___ Provided data

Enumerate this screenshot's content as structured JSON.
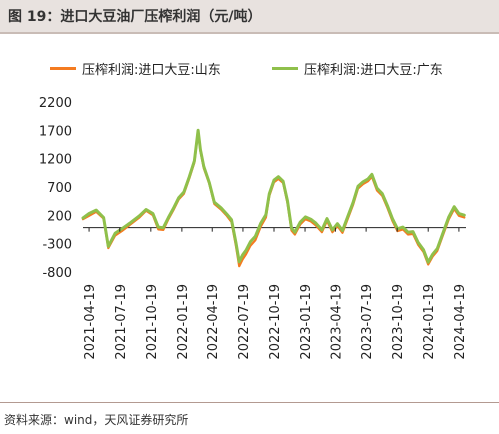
{
  "header": {
    "title": "图 19：进口大豆油厂压榨利润（元/吨）"
  },
  "source": "资料来源：wind，天风证券研究所",
  "colors": {
    "shandong": "#f47b20",
    "guangdong": "#8fc04b",
    "zero_line": "#222222",
    "header_bg": "#e8e2df"
  },
  "chart_data": {
    "type": "line",
    "title": "",
    "xlabel": "",
    "ylabel": "",
    "ylim": [
      -800,
      2200
    ],
    "yticks": [
      2200,
      1700,
      1200,
      700,
      200,
      -300,
      -800
    ],
    "xlim": [
      "2021-04-01",
      "2024-05-10"
    ],
    "xticks": [
      "2021-04-19",
      "2021-07-19",
      "2021-10-19",
      "2022-01-19",
      "2022-04-19",
      "2022-07-19",
      "2022-10-19",
      "2023-01-19",
      "2023-04-19",
      "2023-07-19",
      "2023-10-19",
      "2024-01-19",
      "2024-04-19"
    ],
    "grid": false,
    "legend_position": "top",
    "series": [
      {
        "name": "压榨利润:进口大豆:山东",
        "color": "#f47b20",
        "points": [
          [
            "2021-04-01",
            150
          ],
          [
            "2021-04-19",
            210
          ],
          [
            "2021-05-10",
            280
          ],
          [
            "2021-06-01",
            160
          ],
          [
            "2021-06-15",
            -360
          ],
          [
            "2021-07-05",
            -140
          ],
          [
            "2021-07-25",
            -60
          ],
          [
            "2021-08-20",
            60
          ],
          [
            "2021-09-15",
            180
          ],
          [
            "2021-10-05",
            300
          ],
          [
            "2021-10-25",
            220
          ],
          [
            "2021-11-10",
            -30
          ],
          [
            "2021-11-25",
            -40
          ],
          [
            "2021-12-10",
            150
          ],
          [
            "2021-12-25",
            310
          ],
          [
            "2022-01-10",
            500
          ],
          [
            "2022-01-25",
            600
          ],
          [
            "2022-02-10",
            870
          ],
          [
            "2022-02-25",
            1150
          ],
          [
            "2022-03-08",
            1700
          ],
          [
            "2022-03-15",
            1350
          ],
          [
            "2022-03-25",
            1050
          ],
          [
            "2022-04-10",
            780
          ],
          [
            "2022-04-25",
            420
          ],
          [
            "2022-05-15",
            320
          ],
          [
            "2022-06-01",
            210
          ],
          [
            "2022-06-15",
            100
          ],
          [
            "2022-06-28",
            -320
          ],
          [
            "2022-07-08",
            -680
          ],
          [
            "2022-07-18",
            -560
          ],
          [
            "2022-07-28",
            -470
          ],
          [
            "2022-08-10",
            -320
          ],
          [
            "2022-08-25",
            -220
          ],
          [
            "2022-09-10",
            20
          ],
          [
            "2022-09-25",
            180
          ],
          [
            "2022-10-05",
            560
          ],
          [
            "2022-10-19",
            800
          ],
          [
            "2022-11-01",
            860
          ],
          [
            "2022-11-15",
            790
          ],
          [
            "2022-11-28",
            430
          ],
          [
            "2022-12-10",
            -50
          ],
          [
            "2022-12-20",
            -120
          ],
          [
            "2023-01-05",
            60
          ],
          [
            "2023-01-20",
            150
          ],
          [
            "2023-02-05",
            110
          ],
          [
            "2023-02-20",
            40
          ],
          [
            "2023-03-10",
            -80
          ],
          [
            "2023-03-25",
            120
          ],
          [
            "2023-04-10",
            -80
          ],
          [
            "2023-04-25",
            30
          ],
          [
            "2023-05-10",
            -90
          ],
          [
            "2023-05-25",
            150
          ],
          [
            "2023-06-10",
            400
          ],
          [
            "2023-06-25",
            690
          ],
          [
            "2023-07-10",
            770
          ],
          [
            "2023-07-25",
            820
          ],
          [
            "2023-08-05",
            900
          ],
          [
            "2023-08-20",
            660
          ],
          [
            "2023-09-05",
            560
          ],
          [
            "2023-09-20",
            350
          ],
          [
            "2023-10-05",
            120
          ],
          [
            "2023-10-20",
            -60
          ],
          [
            "2023-11-05",
            -30
          ],
          [
            "2023-11-20",
            -120
          ],
          [
            "2023-12-05",
            -110
          ],
          [
            "2023-12-20",
            -300
          ],
          [
            "2024-01-05",
            -430
          ],
          [
            "2024-01-19",
            -650
          ],
          [
            "2024-02-01",
            -510
          ],
          [
            "2024-02-15",
            -410
          ],
          [
            "2024-03-01",
            -160
          ],
          [
            "2024-03-20",
            150
          ],
          [
            "2024-04-05",
            330
          ],
          [
            "2024-04-19",
            210
          ],
          [
            "2024-05-05",
            180
          ]
        ]
      },
      {
        "name": "压榨利润:进口大豆:广东",
        "color": "#8fc04b",
        "points": [
          [
            "2021-04-01",
            170
          ],
          [
            "2021-04-19",
            250
          ],
          [
            "2021-05-10",
            310
          ],
          [
            "2021-06-01",
            180
          ],
          [
            "2021-06-15",
            -330
          ],
          [
            "2021-07-05",
            -100
          ],
          [
            "2021-07-25",
            -20
          ],
          [
            "2021-08-20",
            90
          ],
          [
            "2021-09-15",
            210
          ],
          [
            "2021-10-05",
            320
          ],
          [
            "2021-10-25",
            250
          ],
          [
            "2021-11-10",
            10
          ],
          [
            "2021-11-25",
            0
          ],
          [
            "2021-12-10",
            180
          ],
          [
            "2021-12-25",
            340
          ],
          [
            "2022-01-10",
            530
          ],
          [
            "2022-01-25",
            630
          ],
          [
            "2022-02-10",
            900
          ],
          [
            "2022-02-25",
            1180
          ],
          [
            "2022-03-08",
            1720
          ],
          [
            "2022-03-15",
            1380
          ],
          [
            "2022-03-25",
            1080
          ],
          [
            "2022-04-10",
            800
          ],
          [
            "2022-04-25",
            450
          ],
          [
            "2022-05-15",
            350
          ],
          [
            "2022-06-01",
            240
          ],
          [
            "2022-06-15",
            140
          ],
          [
            "2022-06-28",
            -260
          ],
          [
            "2022-07-08",
            -600
          ],
          [
            "2022-07-18",
            -480
          ],
          [
            "2022-07-28",
            -400
          ],
          [
            "2022-08-10",
            -250
          ],
          [
            "2022-08-25",
            -150
          ],
          [
            "2022-09-10",
            80
          ],
          [
            "2022-09-25",
            230
          ],
          [
            "2022-10-05",
            600
          ],
          [
            "2022-10-19",
            840
          ],
          [
            "2022-11-01",
            900
          ],
          [
            "2022-11-15",
            820
          ],
          [
            "2022-11-28",
            470
          ],
          [
            "2022-12-10",
            -10
          ],
          [
            "2022-12-20",
            -80
          ],
          [
            "2023-01-05",
            100
          ],
          [
            "2023-01-20",
            190
          ],
          [
            "2023-02-05",
            150
          ],
          [
            "2023-02-20",
            80
          ],
          [
            "2023-03-10",
            -40
          ],
          [
            "2023-03-25",
            160
          ],
          [
            "2023-04-10",
            -40
          ],
          [
            "2023-04-25",
            70
          ],
          [
            "2023-05-10",
            -50
          ],
          [
            "2023-05-25",
            190
          ],
          [
            "2023-06-10",
            440
          ],
          [
            "2023-06-25",
            730
          ],
          [
            "2023-07-10",
            810
          ],
          [
            "2023-07-25",
            860
          ],
          [
            "2023-08-05",
            940
          ],
          [
            "2023-08-20",
            700
          ],
          [
            "2023-09-05",
            600
          ],
          [
            "2023-09-20",
            390
          ],
          [
            "2023-10-05",
            160
          ],
          [
            "2023-10-20",
            -20
          ],
          [
            "2023-11-05",
            10
          ],
          [
            "2023-11-20",
            -80
          ],
          [
            "2023-12-05",
            -70
          ],
          [
            "2023-12-20",
            -260
          ],
          [
            "2024-01-05",
            -390
          ],
          [
            "2024-01-19",
            -610
          ],
          [
            "2024-02-01",
            -470
          ],
          [
            "2024-02-15",
            -370
          ],
          [
            "2024-03-01",
            -120
          ],
          [
            "2024-03-20",
            190
          ],
          [
            "2024-04-05",
            370
          ],
          [
            "2024-04-19",
            250
          ],
          [
            "2024-05-05",
            220
          ]
        ]
      }
    ]
  }
}
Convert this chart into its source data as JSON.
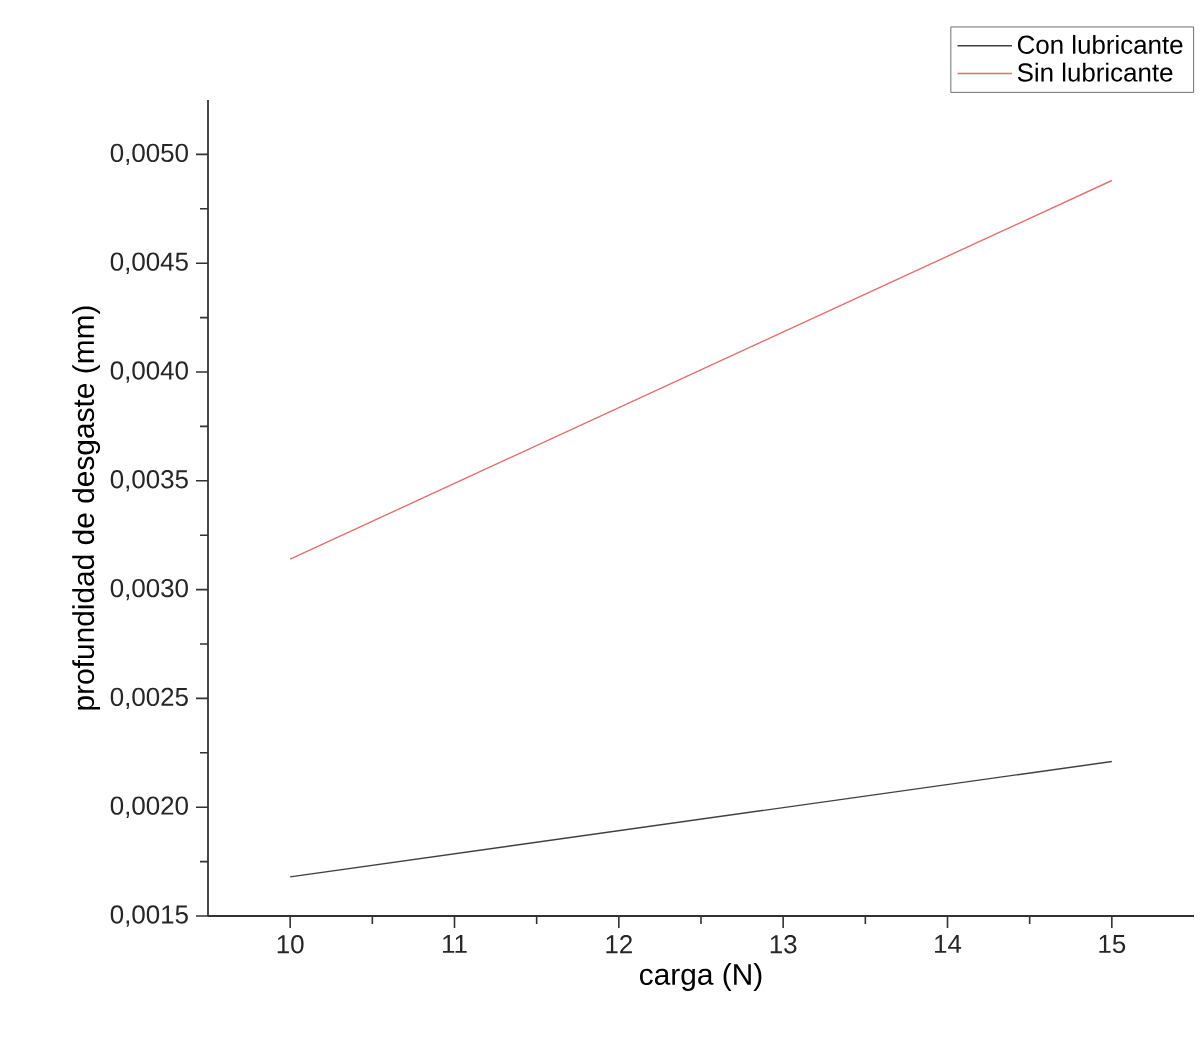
{
  "chart_data": {
    "type": "line",
    "xlabel": "carga (N)",
    "ylabel": "profundidad de desgaste (mm)",
    "x": [
      10,
      15
    ],
    "series": [
      {
        "name": "Con lubricante",
        "color": "#404040",
        "values": [
          0.00168,
          0.00221
        ]
      },
      {
        "name": "Sin lubricante",
        "color": "#e07070",
        "values": [
          0.00314,
          0.00488
        ]
      }
    ],
    "xlim": [
      9.5,
      15.5
    ],
    "ylim": [
      0.0015,
      0.00525
    ],
    "xticks": [
      10,
      11,
      12,
      13,
      14,
      15
    ],
    "yticks": [
      {
        "value": 0.0015,
        "label": "0,0015"
      },
      {
        "value": 0.002,
        "label": "0,0020"
      },
      {
        "value": 0.0025,
        "label": "0,0025"
      },
      {
        "value": 0.003,
        "label": "0,0030"
      },
      {
        "value": 0.0035,
        "label": "0,0035"
      },
      {
        "value": 0.004,
        "label": "0,0040"
      },
      {
        "value": 0.0045,
        "label": "0,0045"
      },
      {
        "value": 0.005,
        "label": "0,0050"
      }
    ],
    "legend": "top right",
    "marker": "none",
    "line_style": "solid",
    "grid": false
  }
}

______

• Given instruction
Look through the material and copy each line that has "ylabel".

• Task answer
    "ylabel": "",
    "ylabel": "profundidad de desgaste (mm)",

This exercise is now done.